(GIVEN TASK):
Repeat the records below exactly, leaving out every picture.
** Begin **
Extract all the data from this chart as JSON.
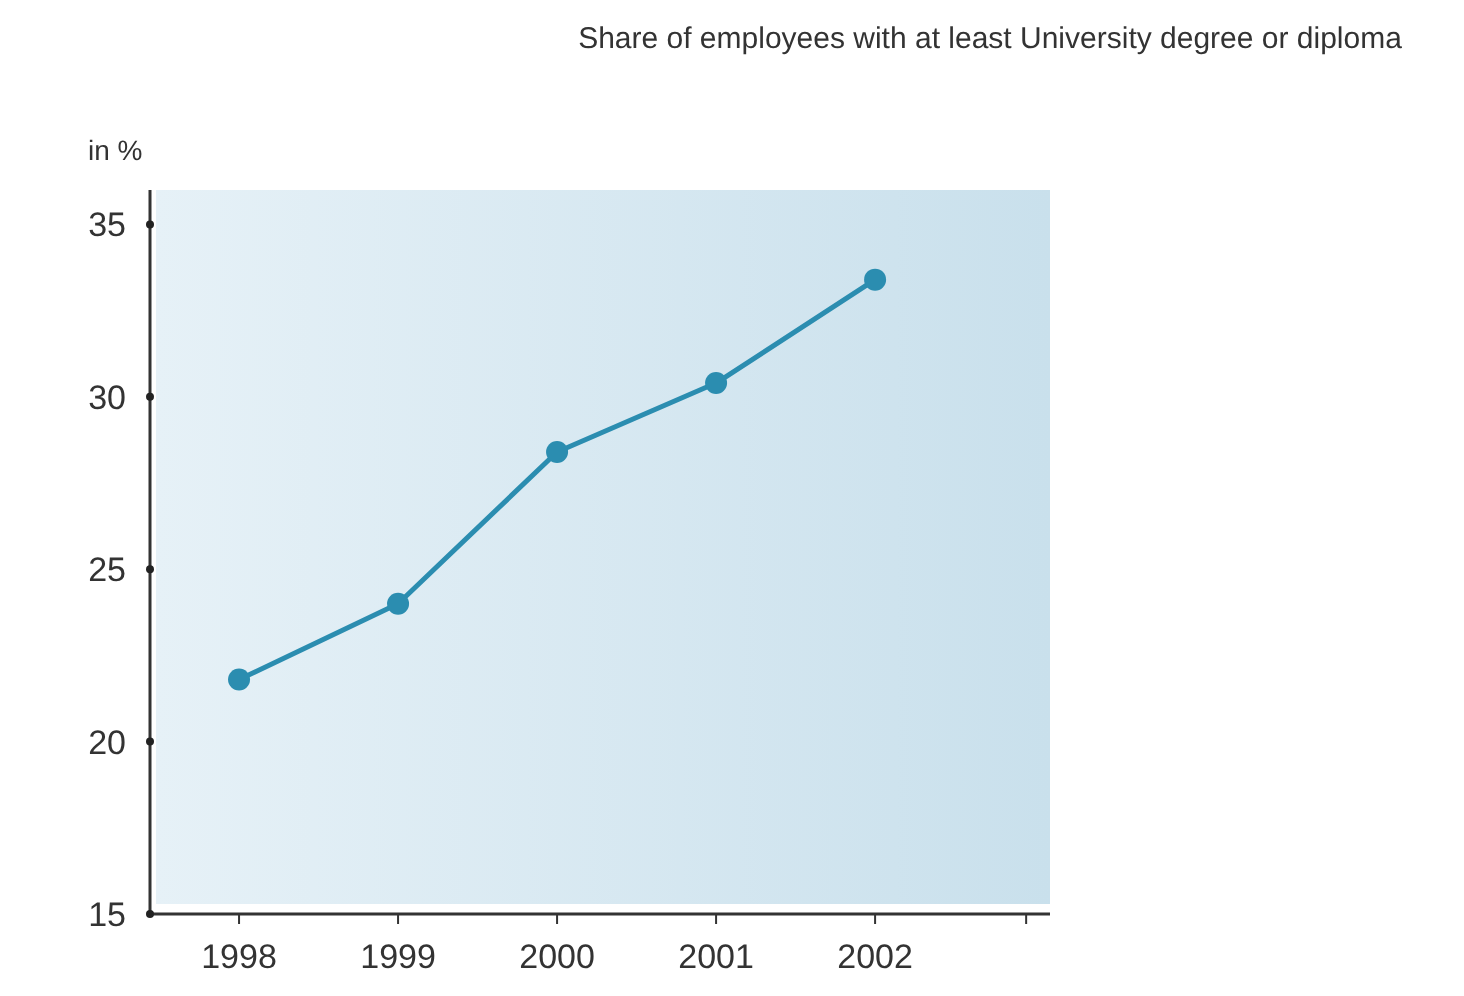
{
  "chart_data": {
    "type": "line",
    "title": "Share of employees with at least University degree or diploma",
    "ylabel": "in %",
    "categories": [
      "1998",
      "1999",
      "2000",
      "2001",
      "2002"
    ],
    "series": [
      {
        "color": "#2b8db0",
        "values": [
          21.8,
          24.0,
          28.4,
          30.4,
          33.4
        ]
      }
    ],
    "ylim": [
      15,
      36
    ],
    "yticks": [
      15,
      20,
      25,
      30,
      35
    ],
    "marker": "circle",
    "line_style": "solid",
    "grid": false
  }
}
** End **
(RESULT OF THE TASK):
Extract all the data from this chart as JSON.
{
  "chart_data": {
    "type": "line",
    "title": "Share of employees with at least University degree or diploma",
    "ylabel": "in %",
    "categories": [
      "1998",
      "1999",
      "2000",
      "2001",
      "2002"
    ],
    "series": [
      {
        "color": "#2b8db0",
        "values": [
          21.8,
          24.0,
          28.4,
          30.4,
          33.4
        ]
      }
    ],
    "ylim": [
      15,
      36
    ],
    "yticks": [
      15,
      20,
      25,
      30,
      35
    ],
    "marker": "circle",
    "line_style": "solid",
    "grid": false
  }
}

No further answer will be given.